Stored records:
::::

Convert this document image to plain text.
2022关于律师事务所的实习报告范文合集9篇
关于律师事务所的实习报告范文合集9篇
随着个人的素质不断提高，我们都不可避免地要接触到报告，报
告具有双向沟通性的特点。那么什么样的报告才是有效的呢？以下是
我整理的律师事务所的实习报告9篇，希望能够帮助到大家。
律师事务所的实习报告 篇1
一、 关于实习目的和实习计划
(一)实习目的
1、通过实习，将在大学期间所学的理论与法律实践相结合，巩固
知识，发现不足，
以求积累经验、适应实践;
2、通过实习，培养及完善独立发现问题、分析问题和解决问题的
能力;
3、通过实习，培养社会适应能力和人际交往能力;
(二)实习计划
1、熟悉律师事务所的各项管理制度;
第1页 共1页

::::

◆ Task instructions
Extract from the data every line where "通过实习" shows up.

◆ Answer below
1、通过实习，将在大学期间所学的理论与法律实践相结合，巩固
2、通过实习，培养及完善独立发现问题、分析问题和解决问题的
3、通过实习，培养社会适应能力和人际交往能力;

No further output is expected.